[Collected data]

***

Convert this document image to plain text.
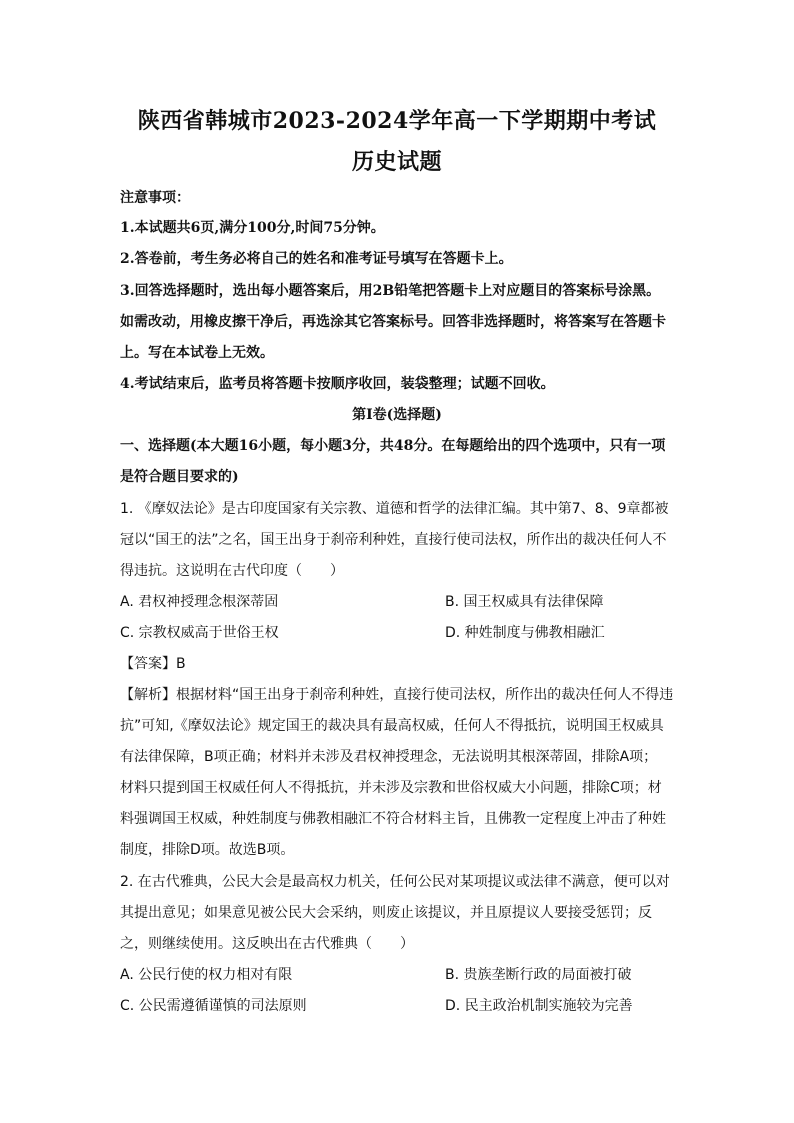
陕西省韩城市2023-2024学年高一下学期期中考试
历史试题
注意事项：
1.本试题共6页,满分100分,时间75分钟。
2.答卷前，考生务必将自己的姓名和准考证号填写在答题卡上。
3.回答选择题时，选出每小题答案后，用2B铅笔把答题卡上对应题目的答案标号涂黑。
如需改动，用橡皮擦干净后，再选涂其它答案标号。回答非选择题时，将答案写在答题卡
上。写在本试卷上无效。
4.考试结束后，监考员将答题卡按顺序收回，装袋整理；试题不回收。
第Ⅰ卷(选择题)
一、选择题(本大题16小题，每小题3分，共48分。在每题给出的四个选项中，只有一项
是符合题目要求的)
1. 《摩奴法论》是古印度国家有关宗教、道德和哲学的法律汇编。其中第7、8、9章都被
冠以“国王的法”之名，国王出身于刹帝利种姓，直接行使司法权，所作出的裁决任何人不
得违抗。这说明在古代印度（　　）
A. 君权神授理念根深蒂固	B. 国王权威具有法律保障
C. 宗教权威高于世俗王权	D. 种姓制度与佛教相融汇
【答案】B
【解析】根据材料“国王出身于刹帝利种姓，直接行使司法权，所作出的裁决任何人不得违
抗”可知,《摩奴法论》规定国王的裁决具有最高权威，任何人不得抵抗，说明国王权威具
有法律保障，B项正确；材料并未涉及君权神授理念，无法说明其根深蒂固，排除A项；
材料只提到国王权威任何人不得抵抗，并未涉及宗教和世俗权威大小问题，排除C项；材
料强调国王权威，种姓制度与佛教相融汇不符合材料主旨，且佛教一定程度上冲击了种姓
制度，排除D项。故选B项。
2. 在古代雅典，公民大会是最高权力机关，任何公民对某项提议或法律不满意，便可以对
其提出意见；如果意见被公民大会采纳，则废止该提议，并且原提议人要接受惩罚；反
之，则继续使用。这反映出在古代雅典（　　）
A. 公民行使的权力相对有限	B. 贵族垄断行政的局面被打破
C. 公民需遵循谨慎的司法原则	D. 民主政治机制实施较为完善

***

▶ _Set problem_:
Reproduce all of the material exactly, apart from the pictures.

▶ _Reply_:
Convert this document image to plain text.
陕西省韩城市2023-2024学年高一下学期期中考试
历史试题
注意事项：
1.本试题共6页,满分100分,时间75分钟。
2.答卷前，考生务必将自己的姓名和准考证号填写在答题卡上。
3.回答选择题时，选出每小题答案后，用2B铅笔把答题卡上对应题目的答案标号涂黑。
如需改动，用橡皮擦干净后，再选涂其它答案标号。回答非选择题时，将答案写在答题卡
上。写在本试卷上无效。
4.考试结束后，监考员将答题卡按顺序收回，装袋整理；试题不回收。
第Ⅰ卷(选择题)
一、选择题(本大题16小题，每小题3分，共48分。在每题给出的四个选项中，只有一项
是符合题目要求的)
1. 《摩奴法论》是古印度国家有关宗教、道德和哲学的法律汇编。其中第7、8、9章都被
冠以“国王的法”之名，国王出身于刹帝利种姓，直接行使司法权，所作出的裁决任何人不
得违抗。这说明在古代印度（　　）
A. 君权神授理念根深蒂固	B. 国王权威具有法律保障
C. 宗教权威高于世俗王权	D. 种姓制度与佛教相融汇
【答案】B
【解析】根据材料“国王出身于刹帝利种姓，直接行使司法权，所作出的裁决任何人不得违
抗”可知,《摩奴法论》规定国王的裁决具有最高权威，任何人不得抵抗，说明国王权威具
有法律保障，B项正确；材料并未涉及君权神授理念，无法说明其根深蒂固，排除A项；
材料只提到国王权威任何人不得抵抗，并未涉及宗教和世俗权威大小问题，排除C项；材
料强调国王权威，种姓制度与佛教相融汇不符合材料主旨，且佛教一定程度上冲击了种姓
制度，排除D项。故选B项。
2. 在古代雅典，公民大会是最高权力机关，任何公民对某项提议或法律不满意，便可以对
其提出意见；如果意见被公民大会采纳，则废止该提议，并且原提议人要接受惩罚；反
之，则继续使用。这反映出在古代雅典（　　）
A. 公民行使的权力相对有限	B. 贵族垄断行政的局面被打破
C. 公民需遵循谨慎的司法原则	D. 民主政治机制实施较为完善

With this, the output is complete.